• [Exercise]: Set down every record once more, exactly as given.

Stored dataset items
☆ ☆ ☆
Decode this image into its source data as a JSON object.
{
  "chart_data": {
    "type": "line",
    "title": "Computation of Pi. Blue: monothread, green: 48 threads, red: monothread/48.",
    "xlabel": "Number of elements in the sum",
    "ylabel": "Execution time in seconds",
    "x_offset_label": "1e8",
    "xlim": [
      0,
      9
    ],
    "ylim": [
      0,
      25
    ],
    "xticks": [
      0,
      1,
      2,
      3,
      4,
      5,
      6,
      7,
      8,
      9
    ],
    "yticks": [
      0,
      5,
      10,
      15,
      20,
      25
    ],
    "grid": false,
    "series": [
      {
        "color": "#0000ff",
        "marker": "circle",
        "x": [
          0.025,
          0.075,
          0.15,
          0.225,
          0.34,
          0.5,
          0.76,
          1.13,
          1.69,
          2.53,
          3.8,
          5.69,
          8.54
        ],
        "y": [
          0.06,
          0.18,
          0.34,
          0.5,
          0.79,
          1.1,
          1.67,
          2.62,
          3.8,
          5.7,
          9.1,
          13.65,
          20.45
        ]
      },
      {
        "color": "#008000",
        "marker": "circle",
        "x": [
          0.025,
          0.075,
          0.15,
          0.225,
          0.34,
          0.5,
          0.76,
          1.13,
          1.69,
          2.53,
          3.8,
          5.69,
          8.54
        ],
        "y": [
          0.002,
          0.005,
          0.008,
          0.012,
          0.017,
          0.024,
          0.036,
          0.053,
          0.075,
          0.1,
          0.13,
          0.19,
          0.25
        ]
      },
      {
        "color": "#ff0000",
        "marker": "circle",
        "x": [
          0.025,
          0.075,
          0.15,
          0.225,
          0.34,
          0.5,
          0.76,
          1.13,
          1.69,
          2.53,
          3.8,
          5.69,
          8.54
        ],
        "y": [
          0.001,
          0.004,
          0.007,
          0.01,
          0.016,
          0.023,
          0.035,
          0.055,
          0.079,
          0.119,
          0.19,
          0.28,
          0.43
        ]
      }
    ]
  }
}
☆ ☆ ☆
• [Complete response]:
Decode this image into its source data as a JSON object.
{
  "chart_data": {
    "type": "line",
    "title": "Computation of Pi. Blue: monothread, green: 48 threads, red: monothread/48.",
    "xlabel": "Number of elements in the sum",
    "ylabel": "Execution time in seconds",
    "x_offset_label": "1e8",
    "xlim": [
      0,
      9
    ],
    "ylim": [
      0,
      25
    ],
    "xticks": [
      0,
      1,
      2,
      3,
      4,
      5,
      6,
      7,
      8,
      9
    ],
    "yticks": [
      0,
      5,
      10,
      15,
      20,
      25
    ],
    "grid": false,
    "series": [
      {
        "color": "#0000ff",
        "marker": "circle",
        "x": [
          0.025,
          0.075,
          0.15,
          0.225,
          0.34,
          0.5,
          0.76,
          1.13,
          1.69,
          2.53,
          3.8,
          5.69,
          8.54
        ],
        "y": [
          0.06,
          0.18,
          0.34,
          0.5,
          0.79,
          1.1,
          1.67,
          2.62,
          3.8,
          5.7,
          9.1,
          13.65,
          20.45
        ]
      },
      {
        "color": "#008000",
        "marker": "circle",
        "x": [
          0.025,
          0.075,
          0.15,
          0.225,
          0.34,
          0.5,
          0.76,
          1.13,
          1.69,
          2.53,
          3.8,
          5.69,
          8.54
        ],
        "y": [
          0.002,
          0.005,
          0.008,
          0.012,
          0.017,
          0.024,
          0.036,
          0.053,
          0.075,
          0.1,
          0.13,
          0.19,
          0.25
        ]
      },
      {
        "color": "#ff0000",
        "marker": "circle",
        "x": [
          0.025,
          0.075,
          0.15,
          0.225,
          0.34,
          0.5,
          0.76,
          1.13,
          1.69,
          2.53,
          3.8,
          5.69,
          8.54
        ],
        "y": [
          0.001,
          0.004,
          0.007,
          0.01,
          0.016,
          0.023,
          0.035,
          0.055,
          0.079,
          0.119,
          0.19,
          0.28,
          0.43
        ]
      }
    ]
  }
}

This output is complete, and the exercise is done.